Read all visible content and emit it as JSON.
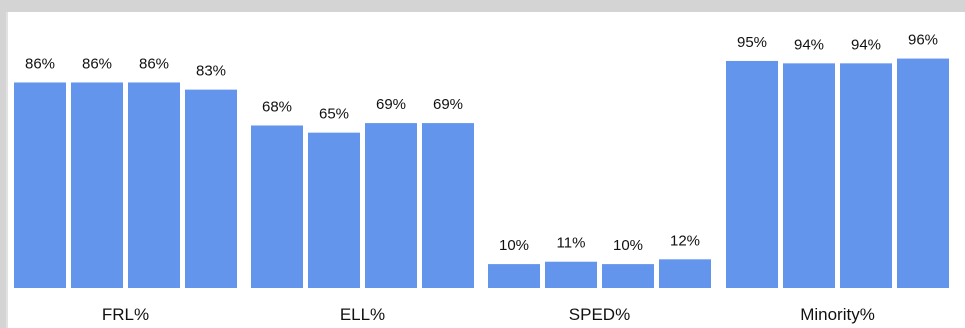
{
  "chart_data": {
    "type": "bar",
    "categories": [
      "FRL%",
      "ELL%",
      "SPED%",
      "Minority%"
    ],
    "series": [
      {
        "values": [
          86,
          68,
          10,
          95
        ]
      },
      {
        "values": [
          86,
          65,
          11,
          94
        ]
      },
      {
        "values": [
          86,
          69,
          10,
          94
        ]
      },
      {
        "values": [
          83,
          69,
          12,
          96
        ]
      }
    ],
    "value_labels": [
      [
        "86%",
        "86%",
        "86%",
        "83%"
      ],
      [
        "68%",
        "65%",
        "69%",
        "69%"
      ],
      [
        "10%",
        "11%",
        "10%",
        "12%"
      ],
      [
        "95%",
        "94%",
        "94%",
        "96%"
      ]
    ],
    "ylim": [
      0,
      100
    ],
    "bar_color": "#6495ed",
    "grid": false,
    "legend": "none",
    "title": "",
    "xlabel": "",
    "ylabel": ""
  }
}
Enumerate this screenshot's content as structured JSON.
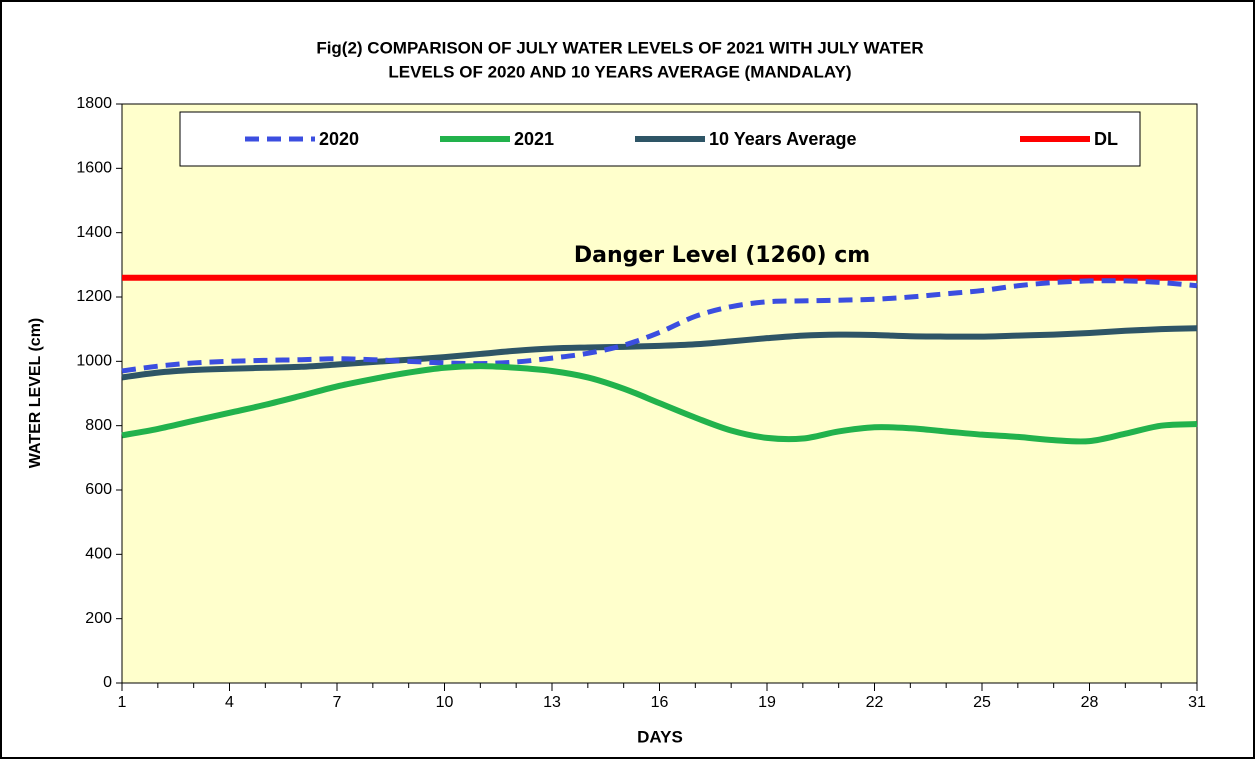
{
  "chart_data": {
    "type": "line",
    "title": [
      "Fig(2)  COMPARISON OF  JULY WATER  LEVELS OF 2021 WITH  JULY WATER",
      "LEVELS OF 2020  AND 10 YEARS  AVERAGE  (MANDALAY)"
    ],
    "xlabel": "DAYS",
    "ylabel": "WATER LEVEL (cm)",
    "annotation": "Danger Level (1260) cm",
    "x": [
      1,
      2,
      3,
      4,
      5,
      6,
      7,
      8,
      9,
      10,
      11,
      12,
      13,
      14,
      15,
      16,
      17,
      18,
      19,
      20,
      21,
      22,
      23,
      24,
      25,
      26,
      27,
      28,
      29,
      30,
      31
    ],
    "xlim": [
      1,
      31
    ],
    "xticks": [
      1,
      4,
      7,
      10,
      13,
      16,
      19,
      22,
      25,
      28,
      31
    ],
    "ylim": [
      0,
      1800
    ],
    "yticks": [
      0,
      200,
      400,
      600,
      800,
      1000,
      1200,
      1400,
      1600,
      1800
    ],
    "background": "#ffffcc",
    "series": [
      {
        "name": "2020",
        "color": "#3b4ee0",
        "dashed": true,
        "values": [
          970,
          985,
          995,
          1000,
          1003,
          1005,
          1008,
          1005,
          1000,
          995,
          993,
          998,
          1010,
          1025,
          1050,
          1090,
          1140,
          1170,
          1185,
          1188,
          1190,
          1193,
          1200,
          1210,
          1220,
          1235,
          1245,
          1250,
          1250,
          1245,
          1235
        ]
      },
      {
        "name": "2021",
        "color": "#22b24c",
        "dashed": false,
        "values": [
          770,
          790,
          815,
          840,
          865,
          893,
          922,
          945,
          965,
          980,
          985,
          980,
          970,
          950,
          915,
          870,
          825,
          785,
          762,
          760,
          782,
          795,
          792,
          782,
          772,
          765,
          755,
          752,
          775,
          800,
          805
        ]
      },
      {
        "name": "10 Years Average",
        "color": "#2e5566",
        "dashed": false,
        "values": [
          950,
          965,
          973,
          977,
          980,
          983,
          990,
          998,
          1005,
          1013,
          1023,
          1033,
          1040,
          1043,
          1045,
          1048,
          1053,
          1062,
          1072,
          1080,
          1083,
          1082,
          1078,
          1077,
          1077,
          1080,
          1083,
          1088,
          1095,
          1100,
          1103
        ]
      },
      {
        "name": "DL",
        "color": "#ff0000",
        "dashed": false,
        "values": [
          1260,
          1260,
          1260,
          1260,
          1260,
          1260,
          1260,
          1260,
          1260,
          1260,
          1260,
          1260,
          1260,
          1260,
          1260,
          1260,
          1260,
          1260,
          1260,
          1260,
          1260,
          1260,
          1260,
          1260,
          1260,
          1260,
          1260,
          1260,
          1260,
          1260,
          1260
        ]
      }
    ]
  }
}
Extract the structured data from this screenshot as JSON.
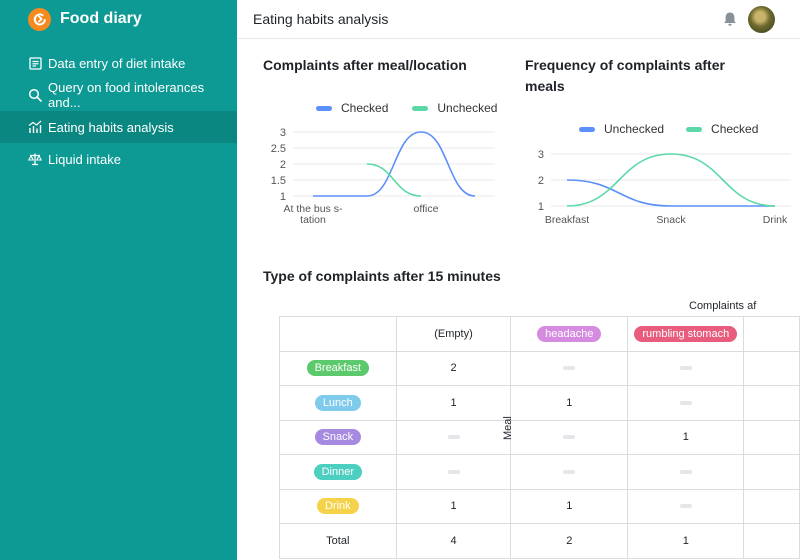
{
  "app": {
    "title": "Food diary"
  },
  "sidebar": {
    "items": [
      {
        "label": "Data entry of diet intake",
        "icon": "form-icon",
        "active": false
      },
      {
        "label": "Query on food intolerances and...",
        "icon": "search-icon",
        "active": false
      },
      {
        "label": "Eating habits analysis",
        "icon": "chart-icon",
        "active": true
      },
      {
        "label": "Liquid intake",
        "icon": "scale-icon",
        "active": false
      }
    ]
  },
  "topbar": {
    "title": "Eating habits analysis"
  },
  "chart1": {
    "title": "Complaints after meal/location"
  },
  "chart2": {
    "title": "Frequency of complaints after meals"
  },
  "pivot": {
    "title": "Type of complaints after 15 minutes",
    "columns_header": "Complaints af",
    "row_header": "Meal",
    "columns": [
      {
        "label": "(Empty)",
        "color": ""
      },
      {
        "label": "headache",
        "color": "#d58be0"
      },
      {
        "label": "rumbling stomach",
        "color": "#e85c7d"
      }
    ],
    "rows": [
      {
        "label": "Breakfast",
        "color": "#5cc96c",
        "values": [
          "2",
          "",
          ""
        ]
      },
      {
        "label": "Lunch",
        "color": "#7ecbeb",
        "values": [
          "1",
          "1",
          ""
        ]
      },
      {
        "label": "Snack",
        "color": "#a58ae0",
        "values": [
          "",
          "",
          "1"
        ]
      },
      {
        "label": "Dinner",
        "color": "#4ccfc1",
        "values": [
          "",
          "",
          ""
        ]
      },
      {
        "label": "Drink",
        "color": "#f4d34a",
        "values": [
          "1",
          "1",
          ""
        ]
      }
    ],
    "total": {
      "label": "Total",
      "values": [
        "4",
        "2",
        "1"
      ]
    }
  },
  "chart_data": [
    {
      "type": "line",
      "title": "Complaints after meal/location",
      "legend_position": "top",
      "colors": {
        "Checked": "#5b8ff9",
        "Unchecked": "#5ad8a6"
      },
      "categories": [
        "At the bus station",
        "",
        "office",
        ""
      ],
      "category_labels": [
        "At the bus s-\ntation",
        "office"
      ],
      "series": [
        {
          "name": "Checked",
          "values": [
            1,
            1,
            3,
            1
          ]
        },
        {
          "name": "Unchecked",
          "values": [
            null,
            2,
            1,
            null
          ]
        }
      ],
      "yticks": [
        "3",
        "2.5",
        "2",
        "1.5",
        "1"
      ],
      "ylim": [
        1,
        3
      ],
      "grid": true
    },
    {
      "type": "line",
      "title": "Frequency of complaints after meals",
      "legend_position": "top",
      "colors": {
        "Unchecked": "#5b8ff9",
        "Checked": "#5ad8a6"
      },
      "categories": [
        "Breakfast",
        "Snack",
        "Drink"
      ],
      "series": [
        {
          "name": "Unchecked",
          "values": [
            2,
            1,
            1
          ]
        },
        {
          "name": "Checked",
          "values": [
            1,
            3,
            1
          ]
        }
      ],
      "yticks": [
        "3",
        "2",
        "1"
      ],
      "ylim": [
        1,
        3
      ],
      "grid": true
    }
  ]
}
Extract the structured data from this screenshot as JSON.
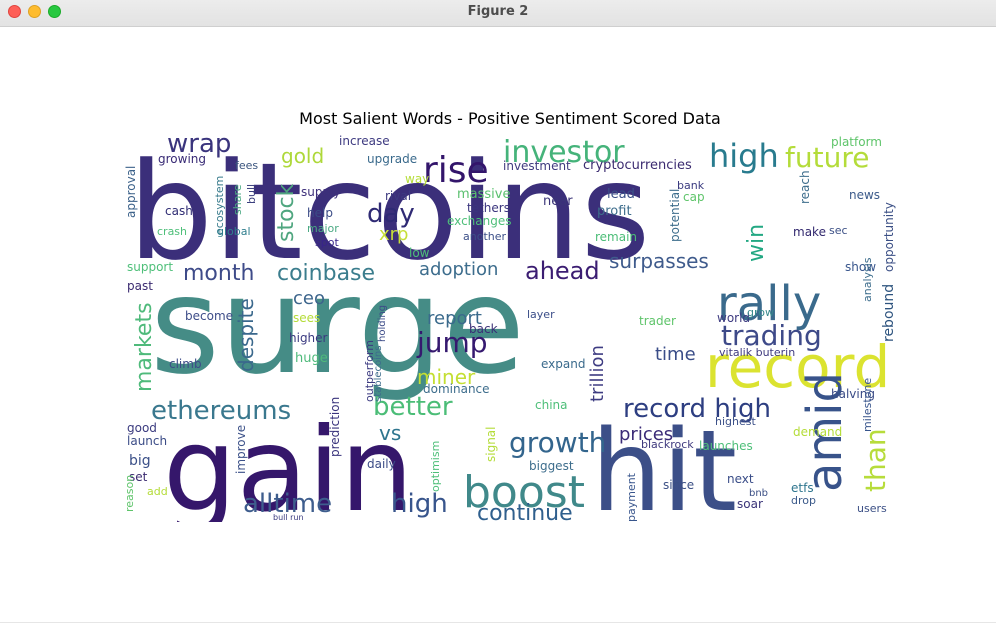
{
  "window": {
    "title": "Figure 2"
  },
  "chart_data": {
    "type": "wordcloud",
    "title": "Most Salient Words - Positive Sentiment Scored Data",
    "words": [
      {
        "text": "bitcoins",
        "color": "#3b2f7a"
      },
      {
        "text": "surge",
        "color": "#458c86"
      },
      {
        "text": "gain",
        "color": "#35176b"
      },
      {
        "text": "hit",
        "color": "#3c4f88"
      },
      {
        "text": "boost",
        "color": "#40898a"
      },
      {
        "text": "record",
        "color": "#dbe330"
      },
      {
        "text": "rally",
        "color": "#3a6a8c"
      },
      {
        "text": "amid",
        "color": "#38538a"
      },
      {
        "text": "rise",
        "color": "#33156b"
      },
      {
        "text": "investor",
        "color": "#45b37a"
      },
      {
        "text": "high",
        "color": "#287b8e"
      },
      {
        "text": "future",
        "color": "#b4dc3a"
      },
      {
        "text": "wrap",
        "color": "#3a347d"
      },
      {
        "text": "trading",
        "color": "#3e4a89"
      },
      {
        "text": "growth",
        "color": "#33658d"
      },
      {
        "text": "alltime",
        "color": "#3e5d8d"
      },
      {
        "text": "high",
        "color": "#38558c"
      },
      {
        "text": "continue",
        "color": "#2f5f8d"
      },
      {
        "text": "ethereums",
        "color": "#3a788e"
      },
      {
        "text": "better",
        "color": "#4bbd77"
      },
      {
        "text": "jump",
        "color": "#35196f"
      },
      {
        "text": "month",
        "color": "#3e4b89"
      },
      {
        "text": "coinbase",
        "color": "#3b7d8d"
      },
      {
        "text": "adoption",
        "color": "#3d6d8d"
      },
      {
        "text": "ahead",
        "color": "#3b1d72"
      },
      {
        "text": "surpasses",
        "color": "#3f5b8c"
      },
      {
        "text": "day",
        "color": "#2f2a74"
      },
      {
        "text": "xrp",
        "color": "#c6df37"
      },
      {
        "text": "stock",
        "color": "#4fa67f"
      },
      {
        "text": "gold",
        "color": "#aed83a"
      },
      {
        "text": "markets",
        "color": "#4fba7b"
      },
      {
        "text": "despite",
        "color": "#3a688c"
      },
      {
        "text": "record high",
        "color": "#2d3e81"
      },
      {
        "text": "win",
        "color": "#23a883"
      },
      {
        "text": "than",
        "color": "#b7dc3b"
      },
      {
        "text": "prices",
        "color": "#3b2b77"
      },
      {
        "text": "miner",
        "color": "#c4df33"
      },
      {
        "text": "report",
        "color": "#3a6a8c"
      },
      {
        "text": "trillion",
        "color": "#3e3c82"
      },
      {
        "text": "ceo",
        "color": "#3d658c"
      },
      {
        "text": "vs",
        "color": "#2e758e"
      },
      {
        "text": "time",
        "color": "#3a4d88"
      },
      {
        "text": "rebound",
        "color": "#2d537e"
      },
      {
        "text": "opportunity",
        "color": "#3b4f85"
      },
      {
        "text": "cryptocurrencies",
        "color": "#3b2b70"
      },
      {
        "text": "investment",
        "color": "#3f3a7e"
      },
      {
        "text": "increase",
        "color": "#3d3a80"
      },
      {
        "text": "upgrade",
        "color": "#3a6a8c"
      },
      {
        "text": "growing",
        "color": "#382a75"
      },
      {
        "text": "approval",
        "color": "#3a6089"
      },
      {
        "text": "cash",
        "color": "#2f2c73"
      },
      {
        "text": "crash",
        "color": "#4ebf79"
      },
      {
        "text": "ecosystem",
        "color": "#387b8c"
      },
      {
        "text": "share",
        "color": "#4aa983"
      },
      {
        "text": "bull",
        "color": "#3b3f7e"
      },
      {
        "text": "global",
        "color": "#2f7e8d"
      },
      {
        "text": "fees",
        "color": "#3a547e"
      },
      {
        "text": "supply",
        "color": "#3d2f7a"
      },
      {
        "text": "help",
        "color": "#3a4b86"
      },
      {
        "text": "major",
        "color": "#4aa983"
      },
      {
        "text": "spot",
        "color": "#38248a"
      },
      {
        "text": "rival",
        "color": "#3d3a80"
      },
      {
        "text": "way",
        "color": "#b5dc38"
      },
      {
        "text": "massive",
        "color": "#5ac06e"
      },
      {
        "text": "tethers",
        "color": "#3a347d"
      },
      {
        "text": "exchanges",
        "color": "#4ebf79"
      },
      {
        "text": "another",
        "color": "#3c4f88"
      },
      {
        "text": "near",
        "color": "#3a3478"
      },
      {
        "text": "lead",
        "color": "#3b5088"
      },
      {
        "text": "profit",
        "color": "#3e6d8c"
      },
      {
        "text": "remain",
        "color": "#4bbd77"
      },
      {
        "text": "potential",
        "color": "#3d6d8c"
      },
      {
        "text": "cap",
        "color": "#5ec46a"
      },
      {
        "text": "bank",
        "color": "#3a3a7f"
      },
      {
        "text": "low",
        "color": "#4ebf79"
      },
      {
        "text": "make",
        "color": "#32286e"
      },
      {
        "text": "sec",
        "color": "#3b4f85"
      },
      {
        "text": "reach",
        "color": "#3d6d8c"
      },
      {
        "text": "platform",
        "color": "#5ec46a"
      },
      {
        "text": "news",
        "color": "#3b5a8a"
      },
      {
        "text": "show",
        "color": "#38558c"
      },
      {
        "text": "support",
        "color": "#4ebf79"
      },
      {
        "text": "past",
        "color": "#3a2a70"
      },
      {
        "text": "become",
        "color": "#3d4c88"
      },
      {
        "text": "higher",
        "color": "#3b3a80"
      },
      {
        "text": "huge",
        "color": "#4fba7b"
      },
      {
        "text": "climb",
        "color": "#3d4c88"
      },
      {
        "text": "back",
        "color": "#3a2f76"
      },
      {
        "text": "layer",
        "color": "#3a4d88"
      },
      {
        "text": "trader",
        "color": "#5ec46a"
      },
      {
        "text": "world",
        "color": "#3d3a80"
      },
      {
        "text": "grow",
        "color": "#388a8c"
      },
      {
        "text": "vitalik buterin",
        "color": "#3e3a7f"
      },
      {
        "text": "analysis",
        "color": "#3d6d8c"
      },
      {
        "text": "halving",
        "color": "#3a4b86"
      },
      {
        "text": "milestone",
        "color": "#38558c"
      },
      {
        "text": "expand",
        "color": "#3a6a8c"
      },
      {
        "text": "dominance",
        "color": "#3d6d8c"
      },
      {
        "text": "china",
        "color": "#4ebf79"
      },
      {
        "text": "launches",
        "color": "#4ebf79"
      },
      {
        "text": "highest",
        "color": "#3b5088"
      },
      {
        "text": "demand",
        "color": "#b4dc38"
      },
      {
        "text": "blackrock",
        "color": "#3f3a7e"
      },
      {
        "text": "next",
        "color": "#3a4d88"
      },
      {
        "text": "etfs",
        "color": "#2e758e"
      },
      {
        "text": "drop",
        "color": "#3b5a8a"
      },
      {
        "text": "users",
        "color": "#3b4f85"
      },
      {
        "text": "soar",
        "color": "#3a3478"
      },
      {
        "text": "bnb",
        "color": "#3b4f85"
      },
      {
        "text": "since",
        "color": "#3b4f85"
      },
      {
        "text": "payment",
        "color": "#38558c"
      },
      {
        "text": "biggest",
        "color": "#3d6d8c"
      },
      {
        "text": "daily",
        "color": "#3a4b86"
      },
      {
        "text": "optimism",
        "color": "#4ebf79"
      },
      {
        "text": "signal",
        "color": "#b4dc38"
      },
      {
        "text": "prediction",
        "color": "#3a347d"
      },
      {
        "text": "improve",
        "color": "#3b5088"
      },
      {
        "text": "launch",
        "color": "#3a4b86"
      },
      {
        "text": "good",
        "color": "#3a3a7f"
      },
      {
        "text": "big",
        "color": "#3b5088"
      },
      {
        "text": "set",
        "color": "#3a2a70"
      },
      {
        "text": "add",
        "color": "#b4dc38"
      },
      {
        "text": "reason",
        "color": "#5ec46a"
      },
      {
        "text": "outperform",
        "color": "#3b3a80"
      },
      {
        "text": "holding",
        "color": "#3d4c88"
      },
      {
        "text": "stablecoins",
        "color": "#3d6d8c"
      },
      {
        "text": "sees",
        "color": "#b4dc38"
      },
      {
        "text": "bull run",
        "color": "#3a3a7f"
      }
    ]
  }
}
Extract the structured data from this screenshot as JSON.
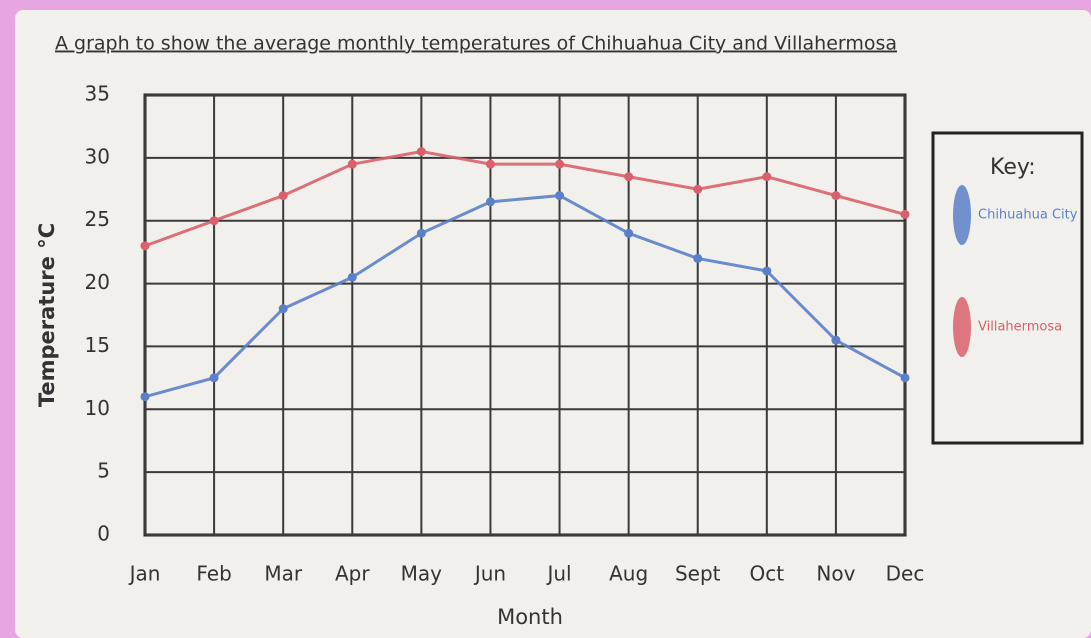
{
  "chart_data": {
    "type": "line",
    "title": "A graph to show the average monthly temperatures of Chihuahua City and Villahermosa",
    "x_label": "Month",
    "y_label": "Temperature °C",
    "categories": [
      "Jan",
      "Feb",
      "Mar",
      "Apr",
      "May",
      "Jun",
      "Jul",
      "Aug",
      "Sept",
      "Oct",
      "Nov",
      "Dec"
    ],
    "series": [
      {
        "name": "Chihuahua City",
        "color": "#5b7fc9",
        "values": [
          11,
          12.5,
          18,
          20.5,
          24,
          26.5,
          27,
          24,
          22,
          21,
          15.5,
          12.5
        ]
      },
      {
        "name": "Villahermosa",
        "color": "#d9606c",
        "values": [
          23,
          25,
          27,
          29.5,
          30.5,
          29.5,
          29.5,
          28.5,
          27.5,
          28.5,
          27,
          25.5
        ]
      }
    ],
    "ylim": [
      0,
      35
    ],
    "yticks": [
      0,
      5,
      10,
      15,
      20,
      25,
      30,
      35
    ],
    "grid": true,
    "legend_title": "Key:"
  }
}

========================================

Isolate each line of the listing above that includes "grid". Copy it.

**Exercise output**
    "grid": false,
      "grid": true
      "grid": true
    "grid": true,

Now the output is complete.